(Extracted information):
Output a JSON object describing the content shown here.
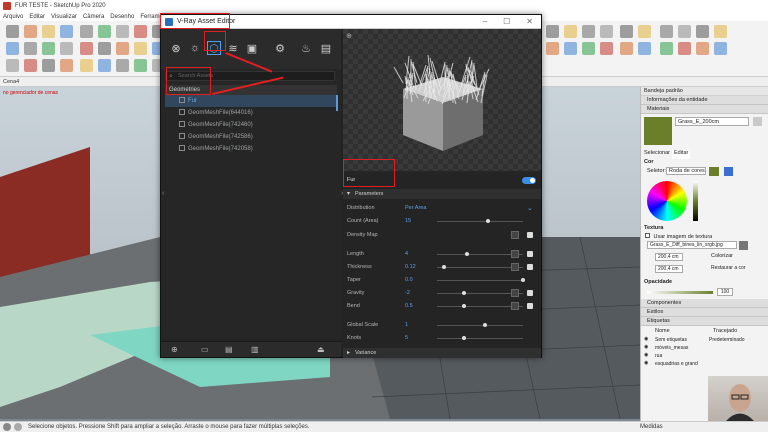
{
  "sketchup": {
    "title": "FUR TESTE - SketchUp Pro 2020",
    "menu": [
      "Arquivo",
      "Editar",
      "Visualizar",
      "Câmera",
      "Desenho",
      "Ferramentas"
    ],
    "scene_tab": "Cena4",
    "viewport_label": "no gerenciador\nde cenas"
  },
  "vray": {
    "title": "V-Ray Asset Editor",
    "search_placeholder": "Search Assets",
    "category": "Geometries",
    "items": [
      {
        "label": "Fur",
        "selected": true
      },
      {
        "label": "GeomMeshFile(644016)",
        "selected": false
      },
      {
        "label": "GeomMeshFile(742460)",
        "selected": false
      },
      {
        "label": "GeomMeshFile(742586)",
        "selected": false
      },
      {
        "label": "GeomMeshFile(742058)",
        "selected": false
      }
    ],
    "asset_name": "Fur",
    "asset_enabled": true,
    "section": "Parameters",
    "section2": "Variance",
    "params": [
      {
        "label": "Distribution",
        "value": "Per Area",
        "kind": "dropdown"
      },
      {
        "label": "Count (Area)",
        "value": "15",
        "kind": "slider",
        "fill": 0.58,
        "tex": false
      },
      {
        "label": "Density Map",
        "value": "",
        "kind": "map",
        "tex": true
      },
      {
        "label": "Length",
        "value": "4",
        "kind": "slider",
        "fill": 0.33,
        "tex": true
      },
      {
        "label": "Thickness",
        "value": "0.12",
        "kind": "slider",
        "fill": 0.06,
        "tex": true
      },
      {
        "label": "Taper",
        "value": "0.0",
        "kind": "slider",
        "fill": 1.0,
        "tex": false
      },
      {
        "label": "Gravity",
        "value": "-2",
        "kind": "slider",
        "fill": 0.3,
        "tex": true
      },
      {
        "label": "Bend",
        "value": "0.5",
        "kind": "slider",
        "fill": 0.3,
        "tex": true
      },
      {
        "label": "Global Scale",
        "value": "1",
        "kind": "slider",
        "fill": 0.55,
        "tex": false
      },
      {
        "label": "Knots",
        "value": "5",
        "kind": "slider",
        "fill": 0.3,
        "tex": false
      }
    ]
  },
  "tray": {
    "title": "Bandeja padrão",
    "entity_info": "Informações da entidade",
    "materials": "Materiais",
    "material_name": "Grass_E_200cm",
    "tab_select": "Selecionar",
    "tab_edit": "Editar",
    "color_label": "Cor",
    "picker_label": "Seletor:",
    "picker_value": "Roda de cores",
    "texture_label": "Textura",
    "use_texture": "Usar imagem de textura",
    "texture_file": "Grass_E_Diff_bines_lin_srgb.jpg",
    "width": "200,4 cm",
    "height": "200,4 cm",
    "colorize": "Colorizar",
    "reset_color": "Restaurar a cor",
    "opacity_label": "Opacidade",
    "opacity_value": "100",
    "components": "Componentes",
    "styles": "Estilos",
    "tags": "Etiquetas",
    "tags_col_name": "Nome",
    "tags_col_dash": "Tracejado",
    "tags_list": [
      "Sem etiquetas",
      "móveis_mesas",
      "rua",
      "esquadrias e grand"
    ],
    "tags_dash_first": "Predeterminado"
  },
  "status": {
    "text": "Selecione objetos. Pressione Shift para ampliar a seleção. Arraste o mouse para fazer múltiplas seleções.",
    "measures_label": "Medidas"
  }
}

(Task instructions): Copy every line above word for word and exclude the pictures.

(Expected output):
Output a JSON object describing the content shown here.
{
  "sketchup": {
    "title": "FUR TESTE - SketchUp Pro 2020",
    "menu": [
      "Arquivo",
      "Editar",
      "Visualizar",
      "Câmera",
      "Desenho",
      "Ferramentas"
    ],
    "scene_tab": "Cena4",
    "viewport_label": "no gerenciador\nde cenas"
  },
  "vray": {
    "title": "V-Ray Asset Editor",
    "search_placeholder": "Search Assets",
    "category": "Geometries",
    "items": [
      {
        "label": "Fur",
        "selected": true
      },
      {
        "label": "GeomMeshFile(644016)",
        "selected": false
      },
      {
        "label": "GeomMeshFile(742460)",
        "selected": false
      },
      {
        "label": "GeomMeshFile(742586)",
        "selected": false
      },
      {
        "label": "GeomMeshFile(742058)",
        "selected": false
      }
    ],
    "asset_name": "Fur",
    "asset_enabled": true,
    "section": "Parameters",
    "section2": "Variance",
    "params": [
      {
        "label": "Distribution",
        "value": "Per Area",
        "kind": "dropdown"
      },
      {
        "label": "Count (Area)",
        "value": "15",
        "kind": "slider",
        "fill": 0.58,
        "tex": false
      },
      {
        "label": "Density Map",
        "value": "",
        "kind": "map",
        "tex": true
      },
      {
        "label": "Length",
        "value": "4",
        "kind": "slider",
        "fill": 0.33,
        "tex": true
      },
      {
        "label": "Thickness",
        "value": "0.12",
        "kind": "slider",
        "fill": 0.06,
        "tex": true
      },
      {
        "label": "Taper",
        "value": "0.0",
        "kind": "slider",
        "fill": 1.0,
        "tex": false
      },
      {
        "label": "Gravity",
        "value": "-2",
        "kind": "slider",
        "fill": 0.3,
        "tex": true
      },
      {
        "label": "Bend",
        "value": "0.5",
        "kind": "slider",
        "fill": 0.3,
        "tex": true
      },
      {
        "label": "Global Scale",
        "value": "1",
        "kind": "slider",
        "fill": 0.55,
        "tex": false
      },
      {
        "label": "Knots",
        "value": "5",
        "kind": "slider",
        "fill": 0.3,
        "tex": false
      }
    ]
  },
  "tray": {
    "title": "Bandeja padrão",
    "entity_info": "Informações da entidade",
    "materials": "Materiais",
    "material_name": "Grass_E_200cm",
    "tab_select": "Selecionar",
    "tab_edit": "Editar",
    "color_label": "Cor",
    "picker_label": "Seletor:",
    "picker_value": "Roda de cores",
    "texture_label": "Textura",
    "use_texture": "Usar imagem de textura",
    "texture_file": "Grass_E_Diff_bines_lin_srgb.jpg",
    "width": "200,4 cm",
    "height": "200,4 cm",
    "colorize": "Colorizar",
    "reset_color": "Restaurar a cor",
    "opacity_label": "Opacidade",
    "opacity_value": "100",
    "components": "Componentes",
    "styles": "Estilos",
    "tags": "Etiquetas",
    "tags_col_name": "Nome",
    "tags_col_dash": "Tracejado",
    "tags_list": [
      "Sem etiquetas",
      "móveis_mesas",
      "rua",
      "esquadrias e grand"
    ],
    "tags_dash_first": "Predeterminado"
  },
  "status": {
    "text": "Selecione objetos. Pressione Shift para ampliar a seleção. Arraste o mouse para fazer múltiplas seleções.",
    "measures_label": "Medidas"
  }
}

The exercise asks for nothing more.